[Passage provided start]
Veteran U.S. diplomats baffled after mass layoffs at State Department

Yahoo12-07-2025
More than 1,300 employees were forced out of the State Department on Friday, leaving their offices with small boxes of plants and old coffee mugs and taking with them decades of specialized skills and on-the-job training as part of the United States diplomatic corps.
The massive overhaul of the federal agency has been in the works for months, with the Trump administration informing Congress in late May that thousands of State Department employees would lose their jobs as part of the largest reorganization of the department in decades.
Still, the details of whose jobs would be cut remained closely held, and many were shocked to find they were a part of the 15% cut to domestic agency staff. Several career employees who unexpectedly found themselves with pink slips told NBC News they were asked to write speeches and prepare talking points for political appointees on critical issues just days before.
[Passage provided end]
[Record list start]
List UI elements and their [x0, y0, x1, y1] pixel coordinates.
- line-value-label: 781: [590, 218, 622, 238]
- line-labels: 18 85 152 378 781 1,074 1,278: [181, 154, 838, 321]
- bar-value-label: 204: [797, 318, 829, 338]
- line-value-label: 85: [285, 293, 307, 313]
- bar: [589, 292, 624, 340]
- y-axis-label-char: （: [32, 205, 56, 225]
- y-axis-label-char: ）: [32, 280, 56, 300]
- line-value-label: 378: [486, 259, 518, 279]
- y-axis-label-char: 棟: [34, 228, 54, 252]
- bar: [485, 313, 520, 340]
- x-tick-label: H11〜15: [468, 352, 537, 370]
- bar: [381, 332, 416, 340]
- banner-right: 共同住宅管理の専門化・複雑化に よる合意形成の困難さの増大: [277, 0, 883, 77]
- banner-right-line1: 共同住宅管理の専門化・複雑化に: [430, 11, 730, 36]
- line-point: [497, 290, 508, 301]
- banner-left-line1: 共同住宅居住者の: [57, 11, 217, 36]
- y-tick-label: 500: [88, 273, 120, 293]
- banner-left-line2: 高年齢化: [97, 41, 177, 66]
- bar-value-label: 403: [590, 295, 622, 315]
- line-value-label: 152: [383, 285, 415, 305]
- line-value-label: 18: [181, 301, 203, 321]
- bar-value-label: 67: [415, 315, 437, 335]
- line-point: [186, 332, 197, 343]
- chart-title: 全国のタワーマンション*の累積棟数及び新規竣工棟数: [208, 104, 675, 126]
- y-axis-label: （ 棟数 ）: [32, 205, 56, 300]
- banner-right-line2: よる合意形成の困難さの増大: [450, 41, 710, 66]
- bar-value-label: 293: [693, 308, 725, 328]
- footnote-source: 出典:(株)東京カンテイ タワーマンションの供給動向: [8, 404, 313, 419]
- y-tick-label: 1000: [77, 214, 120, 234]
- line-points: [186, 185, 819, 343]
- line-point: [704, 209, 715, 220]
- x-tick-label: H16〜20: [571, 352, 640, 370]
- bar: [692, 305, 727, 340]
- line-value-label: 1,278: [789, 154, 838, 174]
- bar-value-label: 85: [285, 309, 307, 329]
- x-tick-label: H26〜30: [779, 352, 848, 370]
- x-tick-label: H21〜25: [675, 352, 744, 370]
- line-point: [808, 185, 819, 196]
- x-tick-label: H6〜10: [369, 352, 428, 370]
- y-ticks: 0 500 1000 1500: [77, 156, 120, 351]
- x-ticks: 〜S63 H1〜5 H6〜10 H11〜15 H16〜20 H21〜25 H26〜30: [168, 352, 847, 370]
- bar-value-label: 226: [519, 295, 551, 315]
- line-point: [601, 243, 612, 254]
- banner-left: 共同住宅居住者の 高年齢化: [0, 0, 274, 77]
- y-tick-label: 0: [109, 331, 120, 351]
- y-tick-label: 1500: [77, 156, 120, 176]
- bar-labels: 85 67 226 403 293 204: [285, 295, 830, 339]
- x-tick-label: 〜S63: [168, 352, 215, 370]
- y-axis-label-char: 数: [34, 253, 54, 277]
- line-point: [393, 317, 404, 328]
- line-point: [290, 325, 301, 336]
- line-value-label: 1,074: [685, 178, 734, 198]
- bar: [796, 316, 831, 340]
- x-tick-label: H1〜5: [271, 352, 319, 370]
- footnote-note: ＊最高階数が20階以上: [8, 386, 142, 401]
[Record list end]
[Record list start]
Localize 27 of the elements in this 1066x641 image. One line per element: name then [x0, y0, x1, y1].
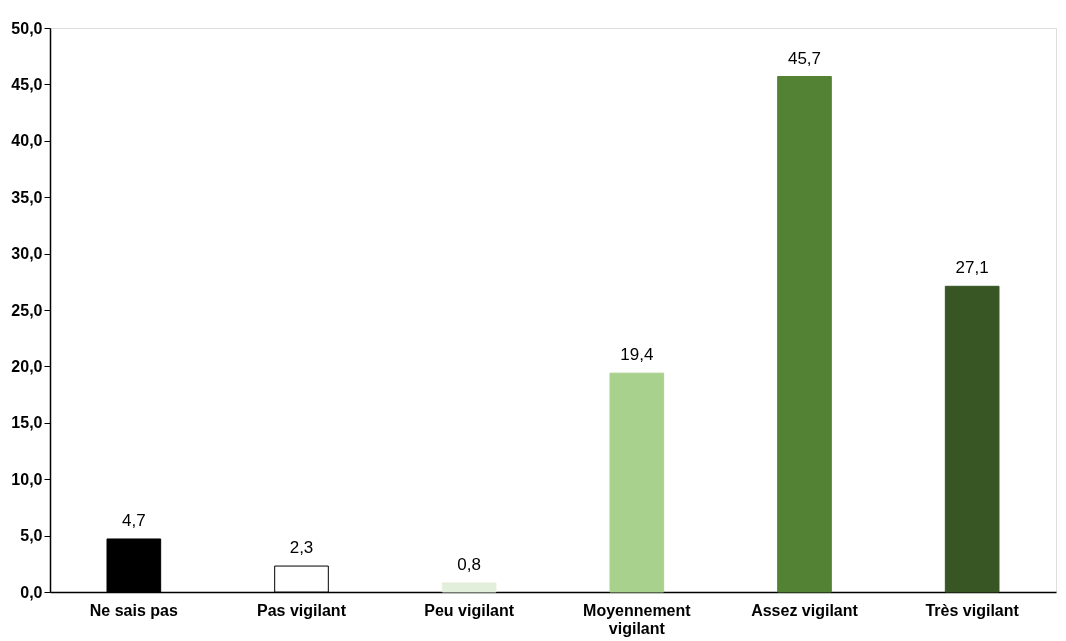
[Record list end]
● **Exercise set**
1. According to the article on the State Department layoffs, when did the Trump administration tell Congress that thousands of department employees would lose their jobs?
2. Carry on the article about the State Department layoffs from its last sentence.
The two blocks of lines have no role here.

● **Task-by-task answers**
1. In late May.

2.
'It's so hard to work somewhere your entire life and then get treated this way,' one veteran civil servant with more than 30 years working at the department told NBC News. 'I don't know how you treat people this way. I really don't.'
As the termination notices hit inboxes throughout the day, employees could be seen crying in the courtyard and huddling in corners in the hallways, as those who had been laid off lined up to hand in their laptops, phones and diplomatic passports.
'The manner in which things were done … they were not done with dignity. They were not done respectfully. They were not done transparently,' Olga Bashbush, a laid-off foreign service officer with more than 20 years of experience, told NBC News.
A senior State Department official briefing reporters on behalf of the agency ahead of the cuts told reporters Thursday that the restructuring was intended to be 'individual agnostic.'
'This is the most complicated personnel reorganization that the federal government has ever undertaken,' the official said. 'And it was done so in order to be very focused on looking at the functions that we want to eliminate or consolidate, rather than looking at individuals.'
Michael Duffin, a civil service employee with the department since 2013, spent nine years as a policy adviser with the counterterrorism bureau developing some of the first programs to counter white supremacy and other forms of violent extremism.
'No one at the State Department would disagree with the need for reform, but arbitrarily laying off people like me and others, irrespective of their performance, is not the right way to do it,' Duffin said as the closing speaker at a rally outside the department late Friday.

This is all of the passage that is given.